Element region listings:
_____
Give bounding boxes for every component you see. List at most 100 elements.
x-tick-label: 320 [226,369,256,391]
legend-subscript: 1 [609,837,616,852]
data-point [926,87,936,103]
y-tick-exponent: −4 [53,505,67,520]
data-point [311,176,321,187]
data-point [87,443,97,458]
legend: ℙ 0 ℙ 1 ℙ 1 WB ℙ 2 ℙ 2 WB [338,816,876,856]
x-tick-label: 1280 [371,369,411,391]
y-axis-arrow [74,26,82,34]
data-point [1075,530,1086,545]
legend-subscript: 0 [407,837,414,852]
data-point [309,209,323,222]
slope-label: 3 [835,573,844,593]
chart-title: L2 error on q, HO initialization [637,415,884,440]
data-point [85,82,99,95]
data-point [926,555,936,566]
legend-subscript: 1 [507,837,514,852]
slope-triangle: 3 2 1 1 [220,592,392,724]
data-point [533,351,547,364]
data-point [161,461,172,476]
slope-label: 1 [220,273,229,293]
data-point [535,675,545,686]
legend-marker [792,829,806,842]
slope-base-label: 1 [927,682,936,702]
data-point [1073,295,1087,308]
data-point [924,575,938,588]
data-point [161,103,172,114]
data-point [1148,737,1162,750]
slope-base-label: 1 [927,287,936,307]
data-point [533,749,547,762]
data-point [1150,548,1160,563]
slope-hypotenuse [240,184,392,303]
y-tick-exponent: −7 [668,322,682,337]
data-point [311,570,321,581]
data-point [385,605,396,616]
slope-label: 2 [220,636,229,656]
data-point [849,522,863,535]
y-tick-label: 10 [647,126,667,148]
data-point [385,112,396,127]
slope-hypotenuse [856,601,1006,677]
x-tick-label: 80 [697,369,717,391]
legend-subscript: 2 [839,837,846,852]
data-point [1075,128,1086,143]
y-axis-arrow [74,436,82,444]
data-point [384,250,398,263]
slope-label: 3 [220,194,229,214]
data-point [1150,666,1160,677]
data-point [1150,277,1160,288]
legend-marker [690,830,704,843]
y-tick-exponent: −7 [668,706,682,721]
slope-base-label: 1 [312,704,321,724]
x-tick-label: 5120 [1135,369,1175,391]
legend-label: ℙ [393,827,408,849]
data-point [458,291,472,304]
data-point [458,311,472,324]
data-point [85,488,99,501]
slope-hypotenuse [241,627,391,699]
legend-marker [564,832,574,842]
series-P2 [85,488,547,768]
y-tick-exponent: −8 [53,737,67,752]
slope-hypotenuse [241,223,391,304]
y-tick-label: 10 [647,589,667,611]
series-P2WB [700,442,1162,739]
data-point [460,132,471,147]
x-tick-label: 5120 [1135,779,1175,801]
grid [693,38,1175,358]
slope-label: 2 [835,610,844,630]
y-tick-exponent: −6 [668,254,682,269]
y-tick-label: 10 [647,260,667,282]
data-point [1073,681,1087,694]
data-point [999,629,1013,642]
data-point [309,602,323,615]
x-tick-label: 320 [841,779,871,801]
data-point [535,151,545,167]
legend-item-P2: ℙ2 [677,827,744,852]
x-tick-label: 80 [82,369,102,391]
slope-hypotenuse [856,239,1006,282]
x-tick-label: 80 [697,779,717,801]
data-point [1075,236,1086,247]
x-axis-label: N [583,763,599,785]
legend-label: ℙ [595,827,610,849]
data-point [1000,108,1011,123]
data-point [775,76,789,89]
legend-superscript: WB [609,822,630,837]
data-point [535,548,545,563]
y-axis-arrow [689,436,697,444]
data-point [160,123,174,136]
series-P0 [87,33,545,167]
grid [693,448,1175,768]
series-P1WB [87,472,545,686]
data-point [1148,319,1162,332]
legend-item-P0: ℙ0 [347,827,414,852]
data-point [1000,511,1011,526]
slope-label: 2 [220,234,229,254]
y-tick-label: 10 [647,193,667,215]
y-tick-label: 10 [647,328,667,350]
_____
[Your task]
Please rename "data-point" to "datum" in the records, starting at the first line and ending at the line containing "slope-base-label: 1 [927,287,936,307]". Give back only those lines, with everything else unchanged.

[Completed exercise]
Give bounding boxes for every component you see. List at most 100 elements.
x-tick-label: 320 [226,369,256,391]
legend-subscript: 1 [609,837,616,852]
datum [926,87,936,103]
y-tick-exponent: −4 [53,505,67,520]
datum [311,176,321,187]
datum [87,443,97,458]
legend: ℙ 0 ℙ 1 ℙ 1 WB ℙ 2 ℙ 2 WB [338,816,876,856]
x-tick-label: 1280 [371,369,411,391]
y-axis-arrow [74,26,82,34]
datum [1075,530,1086,545]
legend-subscript: 0 [407,837,414,852]
datum [309,209,323,222]
slope-label: 3 [835,573,844,593]
chart-title: L2 error on q, HO initialization [637,415,884,440]
datum [85,82,99,95]
datum [926,555,936,566]
legend-subscript: 1 [507,837,514,852]
slope-triangle: 3 2 1 1 [220,592,392,724]
datum [533,351,547,364]
datum [161,461,172,476]
slope-label: 1 [220,273,229,293]
datum [535,675,545,686]
legend-marker [792,829,806,842]
slope-base-label: 1 [927,682,936,702]
datum [1073,295,1087,308]
datum [924,575,938,588]
datum [161,103,172,114]
datum [1148,737,1162,750]
slope-base-label: 1 [927,287,936,307]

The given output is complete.